**Objective**
Make an exact copy of all the entries, with the pictures left out.

▼

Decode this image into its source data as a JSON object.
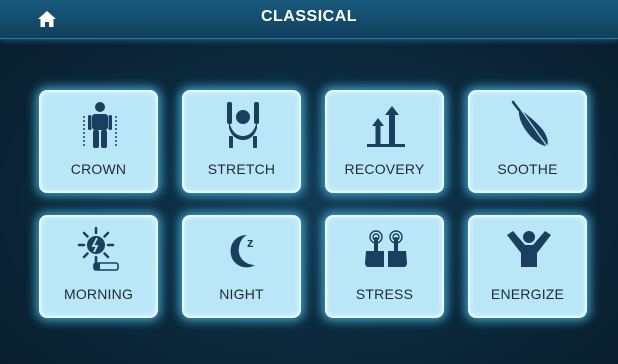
{
  "header": {
    "title": "CLASSICAL",
    "home_icon": "home-icon"
  },
  "colors": {
    "accent": "#1a5a7e",
    "tile": "#b9e7f7",
    "icon": "#1b3f5e",
    "glow": "#50c8f5"
  },
  "programs": [
    {
      "label": "CROWN",
      "icon": "crown-body-icon"
    },
    {
      "label": "STRETCH",
      "icon": "stretch-icon"
    },
    {
      "label": "RECOVERY",
      "icon": "recovery-arrows-icon"
    },
    {
      "label": "SOOTHE",
      "icon": "feather-icon"
    },
    {
      "label": "MORNING",
      "icon": "sun-icon"
    },
    {
      "label": "NIGHT",
      "icon": "moon-icon"
    },
    {
      "label": "STRESS",
      "icon": "stress-hands-icon"
    },
    {
      "label": "ENERGIZE",
      "icon": "energize-person-icon"
    }
  ]
}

▲

**Reply**
Decode this image into its source data as a JSON object.
{
  "header": {
    "title": "CLASSICAL",
    "home_icon": "home-icon"
  },
  "colors": {
    "accent": "#1a5a7e",
    "tile": "#b9e7f7",
    "icon": "#1b3f5e",
    "glow": "#50c8f5"
  },
  "programs": [
    {
      "label": "CROWN",
      "icon": "crown-body-icon"
    },
    {
      "label": "STRETCH",
      "icon": "stretch-icon"
    },
    {
      "label": "RECOVERY",
      "icon": "recovery-arrows-icon"
    },
    {
      "label": "SOOTHE",
      "icon": "feather-icon"
    },
    {
      "label": "MORNING",
      "icon": "sun-icon"
    },
    {
      "label": "NIGHT",
      "icon": "moon-icon"
    },
    {
      "label": "STRESS",
      "icon": "stress-hands-icon"
    },
    {
      "label": "ENERGIZE",
      "icon": "energize-person-icon"
    }
  ]
}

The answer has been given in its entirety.